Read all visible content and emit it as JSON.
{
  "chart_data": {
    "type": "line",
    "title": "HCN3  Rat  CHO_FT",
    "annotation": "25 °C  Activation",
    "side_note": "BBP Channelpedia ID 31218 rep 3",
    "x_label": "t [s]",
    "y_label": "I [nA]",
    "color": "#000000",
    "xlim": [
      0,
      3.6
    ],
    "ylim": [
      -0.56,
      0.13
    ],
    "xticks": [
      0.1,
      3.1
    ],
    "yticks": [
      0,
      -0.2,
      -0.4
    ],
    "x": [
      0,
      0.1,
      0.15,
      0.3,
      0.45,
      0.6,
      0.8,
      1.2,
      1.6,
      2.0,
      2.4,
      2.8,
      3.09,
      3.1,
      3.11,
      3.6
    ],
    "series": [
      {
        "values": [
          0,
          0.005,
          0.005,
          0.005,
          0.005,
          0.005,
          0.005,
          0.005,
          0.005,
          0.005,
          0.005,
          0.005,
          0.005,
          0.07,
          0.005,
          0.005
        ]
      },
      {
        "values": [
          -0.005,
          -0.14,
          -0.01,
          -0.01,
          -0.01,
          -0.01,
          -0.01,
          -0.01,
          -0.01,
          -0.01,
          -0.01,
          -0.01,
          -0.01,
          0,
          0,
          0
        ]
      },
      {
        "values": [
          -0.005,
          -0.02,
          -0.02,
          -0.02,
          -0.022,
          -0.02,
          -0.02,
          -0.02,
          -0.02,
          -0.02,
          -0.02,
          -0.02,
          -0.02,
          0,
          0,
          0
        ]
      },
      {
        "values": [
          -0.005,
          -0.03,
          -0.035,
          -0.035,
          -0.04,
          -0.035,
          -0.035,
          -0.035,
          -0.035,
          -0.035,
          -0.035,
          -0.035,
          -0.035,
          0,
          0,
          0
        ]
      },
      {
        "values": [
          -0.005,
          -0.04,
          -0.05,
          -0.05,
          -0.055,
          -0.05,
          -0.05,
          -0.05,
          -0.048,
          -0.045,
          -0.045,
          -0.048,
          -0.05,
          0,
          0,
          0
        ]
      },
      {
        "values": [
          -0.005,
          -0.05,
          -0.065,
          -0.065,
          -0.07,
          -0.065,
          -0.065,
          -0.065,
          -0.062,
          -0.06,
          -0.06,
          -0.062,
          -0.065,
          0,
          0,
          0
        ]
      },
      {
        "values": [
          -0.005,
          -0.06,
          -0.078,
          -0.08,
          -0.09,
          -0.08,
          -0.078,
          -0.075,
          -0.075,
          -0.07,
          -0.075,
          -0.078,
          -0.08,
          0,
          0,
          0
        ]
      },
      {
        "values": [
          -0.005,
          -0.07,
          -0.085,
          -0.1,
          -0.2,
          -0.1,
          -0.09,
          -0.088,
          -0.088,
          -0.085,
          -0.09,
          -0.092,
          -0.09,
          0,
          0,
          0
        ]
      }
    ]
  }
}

────

### Given task
Go through the material above line by line and copy it exactly.

### Correct result
Read all visible content and emit it as JSON.
{
  "chart_data": {
    "type": "line",
    "title": "HCN3  Rat  CHO_FT",
    "annotation": "25 °C  Activation",
    "side_note": "BBP Channelpedia ID 31218 rep 3",
    "x_label": "t [s]",
    "y_label": "I [nA]",
    "color": "#000000",
    "xlim": [
      0,
      3.6
    ],
    "ylim": [
      -0.56,
      0.13
    ],
    "xticks": [
      0.1,
      3.1
    ],
    "yticks": [
      0,
      -0.2,
      -0.4
    ],
    "x": [
      0,
      0.1,
      0.15,
      0.3,
      0.45,
      0.6,
      0.8,
      1.2,
      1.6,
      2.0,
      2.4,
      2.8,
      3.09,
      3.1,
      3.11,
      3.6
    ],
    "series": [
      {
        "values": [
          0,
          0.005,
          0.005,
          0.005,
          0.005,
          0.005,
          0.005,
          0.005,
          0.005,
          0.005,
          0.005,
          0.005,
          0.005,
          0.07,
          0.005,
          0.005
        ]
      },
      {
        "values": [
          -0.005,
          -0.14,
          -0.01,
          -0.01,
          -0.01,
          -0.01,
          -0.01,
          -0.01,
          -0.01,
          -0.01,
          -0.01,
          -0.01,
          -0.01,
          0,
          0,
          0
        ]
      },
      {
        "values": [
          -0.005,
          -0.02,
          -0.02,
          -0.02,
          -0.022,
          -0.02,
          -0.02,
          -0.02,
          -0.02,
          -0.02,
          -0.02,
          -0.02,
          -0.02,
          0,
          0,
          0
        ]
      },
      {
        "values": [
          -0.005,
          -0.03,
          -0.035,
          -0.035,
          -0.04,
          -0.035,
          -0.035,
          -0.035,
          -0.035,
          -0.035,
          -0.035,
          -0.035,
          -0.035,
          0,
          0,
          0
        ]
      },
      {
        "values": [
          -0.005,
          -0.04,
          -0.05,
          -0.05,
          -0.055,
          -0.05,
          -0.05,
          -0.05,
          -0.048,
          -0.045,
          -0.045,
          -0.048,
          -0.05,
          0,
          0,
          0
        ]
      },
      {
        "values": [
          -0.005,
          -0.05,
          -0.065,
          -0.065,
          -0.07,
          -0.065,
          -0.065,
          -0.065,
          -0.062,
          -0.06,
          -0.06,
          -0.062,
          -0.065,
          0,
          0,
          0
        ]
      },
      {
        "values": [
          -0.005,
          -0.06,
          -0.078,
          -0.08,
          -0.09,
          -0.08,
          -0.078,
          -0.075,
          -0.075,
          -0.07,
          -0.075,
          -0.078,
          -0.08,
          0,
          0,
          0
        ]
      },
      {
        "values": [
          -0.005,
          -0.07,
          -0.085,
          -0.1,
          -0.2,
          -0.1,
          -0.09,
          -0.088,
          -0.088,
          -0.085,
          -0.09,
          -0.092,
          -0.09,
          0,
          0,
          0
        ]
      }
    ]
  }
}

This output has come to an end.